▸ **Task description**:
Filter the records for lines holding the string "Working".
━━━━━━━━
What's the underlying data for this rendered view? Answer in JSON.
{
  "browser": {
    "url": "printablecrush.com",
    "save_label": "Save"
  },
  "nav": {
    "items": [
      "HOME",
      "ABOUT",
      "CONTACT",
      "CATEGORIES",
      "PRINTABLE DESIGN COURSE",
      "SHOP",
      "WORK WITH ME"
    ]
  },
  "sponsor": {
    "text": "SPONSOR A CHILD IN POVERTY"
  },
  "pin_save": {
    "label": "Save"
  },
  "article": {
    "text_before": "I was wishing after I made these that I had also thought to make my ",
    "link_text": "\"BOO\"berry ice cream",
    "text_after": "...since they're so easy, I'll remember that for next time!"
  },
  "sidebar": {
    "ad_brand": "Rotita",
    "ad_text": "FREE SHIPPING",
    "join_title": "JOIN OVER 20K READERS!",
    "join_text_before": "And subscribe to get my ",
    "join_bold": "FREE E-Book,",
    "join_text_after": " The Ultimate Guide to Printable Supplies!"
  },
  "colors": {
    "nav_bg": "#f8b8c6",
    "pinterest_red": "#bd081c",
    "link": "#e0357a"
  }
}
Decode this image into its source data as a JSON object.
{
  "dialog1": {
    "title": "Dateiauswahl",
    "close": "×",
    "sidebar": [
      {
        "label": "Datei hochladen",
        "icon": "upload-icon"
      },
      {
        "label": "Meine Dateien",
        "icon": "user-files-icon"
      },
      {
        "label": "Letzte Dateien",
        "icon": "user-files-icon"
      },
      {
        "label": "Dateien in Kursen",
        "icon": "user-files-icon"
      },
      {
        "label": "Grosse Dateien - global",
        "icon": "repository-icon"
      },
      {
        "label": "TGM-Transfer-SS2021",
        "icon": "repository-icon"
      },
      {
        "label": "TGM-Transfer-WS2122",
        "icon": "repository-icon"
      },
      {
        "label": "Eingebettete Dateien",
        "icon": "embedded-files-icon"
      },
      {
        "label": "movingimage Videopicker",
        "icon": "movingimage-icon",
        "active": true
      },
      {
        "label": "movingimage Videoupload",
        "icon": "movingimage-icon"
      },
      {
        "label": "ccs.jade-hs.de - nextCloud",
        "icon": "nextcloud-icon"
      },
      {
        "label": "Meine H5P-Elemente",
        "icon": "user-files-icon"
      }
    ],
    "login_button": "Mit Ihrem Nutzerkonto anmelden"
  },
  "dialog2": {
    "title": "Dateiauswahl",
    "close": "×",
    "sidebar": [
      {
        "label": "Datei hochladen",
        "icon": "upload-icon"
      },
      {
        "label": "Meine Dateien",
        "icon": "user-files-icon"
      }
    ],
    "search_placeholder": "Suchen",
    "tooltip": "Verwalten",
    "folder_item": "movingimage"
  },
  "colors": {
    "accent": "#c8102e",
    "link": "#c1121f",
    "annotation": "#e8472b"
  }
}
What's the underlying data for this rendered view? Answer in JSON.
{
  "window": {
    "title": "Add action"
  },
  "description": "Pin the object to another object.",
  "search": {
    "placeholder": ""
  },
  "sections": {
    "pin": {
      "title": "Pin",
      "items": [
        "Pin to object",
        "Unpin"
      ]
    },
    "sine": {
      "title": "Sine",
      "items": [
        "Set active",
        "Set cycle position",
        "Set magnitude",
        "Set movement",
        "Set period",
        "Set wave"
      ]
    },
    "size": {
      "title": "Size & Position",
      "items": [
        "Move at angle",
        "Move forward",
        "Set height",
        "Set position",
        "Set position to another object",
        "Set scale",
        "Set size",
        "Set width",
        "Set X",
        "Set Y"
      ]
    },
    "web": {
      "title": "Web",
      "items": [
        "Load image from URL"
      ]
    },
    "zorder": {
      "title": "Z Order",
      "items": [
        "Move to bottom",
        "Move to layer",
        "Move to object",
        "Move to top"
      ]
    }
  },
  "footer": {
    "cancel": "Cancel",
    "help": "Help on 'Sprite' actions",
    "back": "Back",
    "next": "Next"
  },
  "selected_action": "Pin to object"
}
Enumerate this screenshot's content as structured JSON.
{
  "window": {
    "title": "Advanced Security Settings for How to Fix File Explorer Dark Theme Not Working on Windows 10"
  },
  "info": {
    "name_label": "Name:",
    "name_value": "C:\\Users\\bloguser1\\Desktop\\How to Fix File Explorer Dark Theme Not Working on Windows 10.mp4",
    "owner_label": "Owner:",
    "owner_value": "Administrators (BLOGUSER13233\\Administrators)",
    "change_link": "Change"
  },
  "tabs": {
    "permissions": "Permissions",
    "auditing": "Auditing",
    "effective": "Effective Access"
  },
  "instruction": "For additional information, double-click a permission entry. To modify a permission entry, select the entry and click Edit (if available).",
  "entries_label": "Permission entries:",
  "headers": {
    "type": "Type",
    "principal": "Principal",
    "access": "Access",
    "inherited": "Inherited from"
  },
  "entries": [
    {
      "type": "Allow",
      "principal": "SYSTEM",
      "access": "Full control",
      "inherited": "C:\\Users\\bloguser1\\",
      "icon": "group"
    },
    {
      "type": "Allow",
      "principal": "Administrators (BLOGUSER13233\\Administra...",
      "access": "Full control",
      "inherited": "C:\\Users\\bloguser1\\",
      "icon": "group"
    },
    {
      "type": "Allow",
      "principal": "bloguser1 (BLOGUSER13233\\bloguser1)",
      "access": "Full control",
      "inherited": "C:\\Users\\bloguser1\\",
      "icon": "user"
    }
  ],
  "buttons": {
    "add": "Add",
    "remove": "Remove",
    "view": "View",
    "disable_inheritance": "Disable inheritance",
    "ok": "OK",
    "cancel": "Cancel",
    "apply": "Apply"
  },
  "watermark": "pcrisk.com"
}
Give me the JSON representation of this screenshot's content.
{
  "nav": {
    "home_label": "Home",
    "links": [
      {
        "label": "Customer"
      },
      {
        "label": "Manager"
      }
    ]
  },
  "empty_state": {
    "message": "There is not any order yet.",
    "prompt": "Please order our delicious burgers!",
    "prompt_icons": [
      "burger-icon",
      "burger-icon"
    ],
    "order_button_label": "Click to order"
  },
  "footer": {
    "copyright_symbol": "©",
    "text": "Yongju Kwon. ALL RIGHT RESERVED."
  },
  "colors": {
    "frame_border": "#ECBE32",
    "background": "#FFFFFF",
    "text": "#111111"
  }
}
━━━━━━━━
▸ **Task result**:
    "title": "Advanced Security Settings for How to Fix File Explorer Dark Theme Not Working on Windows 10"
    "name_value": "C:\\Users\\bloguser1\\Desktop\\How to Fix File Explorer Dark Theme Not Working on Windows 10.mp4",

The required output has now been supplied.